Any picture among the records should be left out, please; retype the rest exactly.

-- -- --

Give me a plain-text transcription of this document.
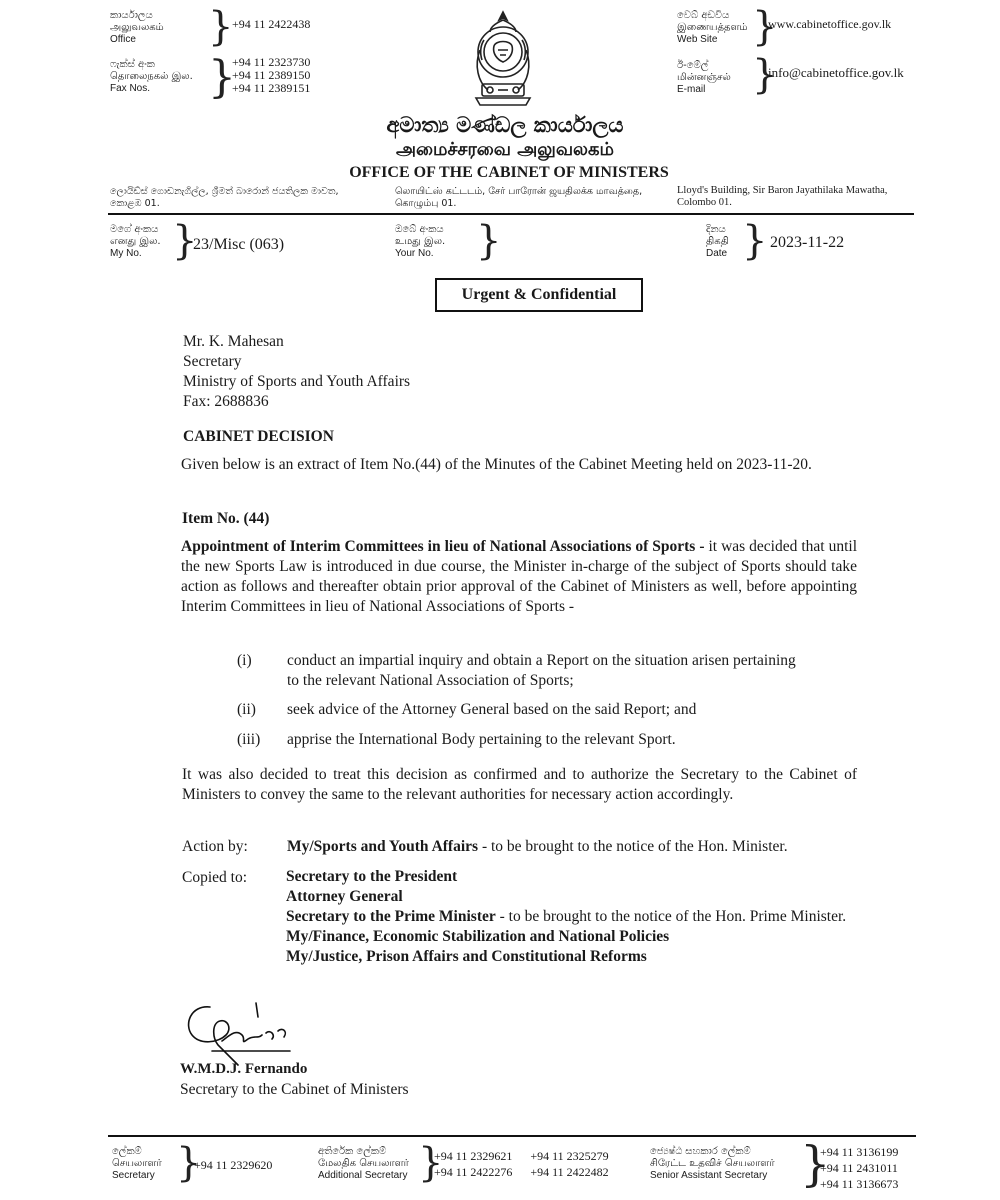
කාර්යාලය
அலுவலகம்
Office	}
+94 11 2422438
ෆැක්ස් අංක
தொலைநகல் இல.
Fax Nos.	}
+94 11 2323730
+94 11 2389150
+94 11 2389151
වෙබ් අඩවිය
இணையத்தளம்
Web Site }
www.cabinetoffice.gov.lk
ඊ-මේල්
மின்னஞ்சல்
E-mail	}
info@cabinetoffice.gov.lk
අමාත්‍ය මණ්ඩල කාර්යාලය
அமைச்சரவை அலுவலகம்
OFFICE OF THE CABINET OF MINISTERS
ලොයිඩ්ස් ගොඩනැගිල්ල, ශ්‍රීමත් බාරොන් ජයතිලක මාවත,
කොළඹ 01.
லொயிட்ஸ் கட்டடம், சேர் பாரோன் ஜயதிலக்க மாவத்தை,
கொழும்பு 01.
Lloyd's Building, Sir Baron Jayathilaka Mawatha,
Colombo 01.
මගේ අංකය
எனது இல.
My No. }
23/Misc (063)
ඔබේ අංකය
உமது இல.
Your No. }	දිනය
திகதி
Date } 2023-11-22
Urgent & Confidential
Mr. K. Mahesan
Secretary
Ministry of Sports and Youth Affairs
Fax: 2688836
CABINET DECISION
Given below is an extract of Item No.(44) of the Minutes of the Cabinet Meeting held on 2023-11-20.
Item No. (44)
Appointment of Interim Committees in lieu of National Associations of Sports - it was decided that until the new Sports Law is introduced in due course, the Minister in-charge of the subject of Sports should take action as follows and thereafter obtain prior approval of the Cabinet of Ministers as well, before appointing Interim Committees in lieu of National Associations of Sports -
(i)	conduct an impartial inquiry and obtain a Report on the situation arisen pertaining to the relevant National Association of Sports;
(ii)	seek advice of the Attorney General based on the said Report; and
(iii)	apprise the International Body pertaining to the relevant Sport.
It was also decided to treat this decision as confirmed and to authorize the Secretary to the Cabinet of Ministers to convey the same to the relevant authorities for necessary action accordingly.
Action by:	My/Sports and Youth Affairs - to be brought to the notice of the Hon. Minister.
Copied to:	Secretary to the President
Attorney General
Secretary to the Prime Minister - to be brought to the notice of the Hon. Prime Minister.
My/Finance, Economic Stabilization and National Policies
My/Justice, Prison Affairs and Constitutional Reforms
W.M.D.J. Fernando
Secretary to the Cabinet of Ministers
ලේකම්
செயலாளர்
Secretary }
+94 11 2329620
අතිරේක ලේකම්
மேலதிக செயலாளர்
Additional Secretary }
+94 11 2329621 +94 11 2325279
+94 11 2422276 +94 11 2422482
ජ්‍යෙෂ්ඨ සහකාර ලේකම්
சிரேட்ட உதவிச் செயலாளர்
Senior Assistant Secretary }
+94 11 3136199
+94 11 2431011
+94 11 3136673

-- -- --

Result for this task =
Give me a plain-text transcription of this document.
කාර්යාලය
அலுவலகம்
Office	}
+94 11 2422438
ෆැක්ස් අංක
தொலைநகல் இல.
Fax Nos.	}
+94 11 2323730
+94 11 2389150
+94 11 2389151
වෙබ් අඩවිය
இணையத்தளம்
Web Site }
www.cabinetoffice.gov.lk
ඊ-මේල්
மின்னஞ்சல்
E-mail	}
info@cabinetoffice.gov.lk
අමාත්‍ය මණ්ඩල කාර්යාලය
அமைச்சரவை அலுவலகம்
OFFICE OF THE CABINET OF MINISTERS
ලොයිඩ්ස් ගොඩනැගිල්ල, ශ්‍රීමත් බාරොන් ජයතිලක මාවත,
කොළඹ 01.
லொயிட்ஸ் கட்டடம், சேர் பாரோன் ஜயதிலக்க மாவத்தை,
கொழும்பு 01.
Lloyd's Building, Sir Baron Jayathilaka Mawatha,
Colombo 01.
මගේ අංකය
எனது இல.
My No. }
23/Misc (063)
ඔබේ අංකය
உமது இல.
Your No. }	දිනය
திகதி
Date } 2023-11-22
Urgent & Confidential
Mr. K. Mahesan
Secretary
Ministry of Sports and Youth Affairs
Fax: 2688836
CABINET DECISION
Given below is an extract of Item No.(44) of the Minutes of the Cabinet Meeting held on 2023-11-20.
Item No. (44)
Appointment of Interim Committees in lieu of National Associations of Sports - it was decided that until the new Sports Law is introduced in due course, the Minister in-charge of the subject of Sports should take action as follows and thereafter obtain prior approval of the Cabinet of Ministers as well, before appointing Interim Committees in lieu of National Associations of Sports -
(i)	conduct an impartial inquiry and obtain a Report on the situation arisen pertaining to the relevant National Association of Sports;
(ii)	seek advice of the Attorney General based on the said Report; and
(iii)	apprise the International Body pertaining to the relevant Sport.
It was also decided to treat this decision as confirmed and to authorize the Secretary to the Cabinet of Ministers to convey the same to the relevant authorities for necessary action accordingly.
Action by:	My/Sports and Youth Affairs - to be brought to the notice of the Hon. Minister.
Copied to:	Secretary to the President
Attorney General
Secretary to the Prime Minister - to be brought to the notice of the Hon. Prime Minister.
My/Finance, Economic Stabilization and National Policies
My/Justice, Prison Affairs and Constitutional Reforms
W.M.D.J. Fernando
Secretary to the Cabinet of Ministers
ලේකම්
செயலாளர்
Secretary }
+94 11 2329620
අතිරේක ලේකම්
மேலதிக செயலாளர்
Additional Secretary }
+94 11 2329621 +94 11 2325279
+94 11 2422276 +94 11 2422482
ජ්‍යෙෂ්ඨ සහකාර ලේකම්
சிரேட்ட உதவிச் செயலாளர்
Senior Assistant Secretary }
+94 11 3136199
+94 11 2431011
+94 11 3136673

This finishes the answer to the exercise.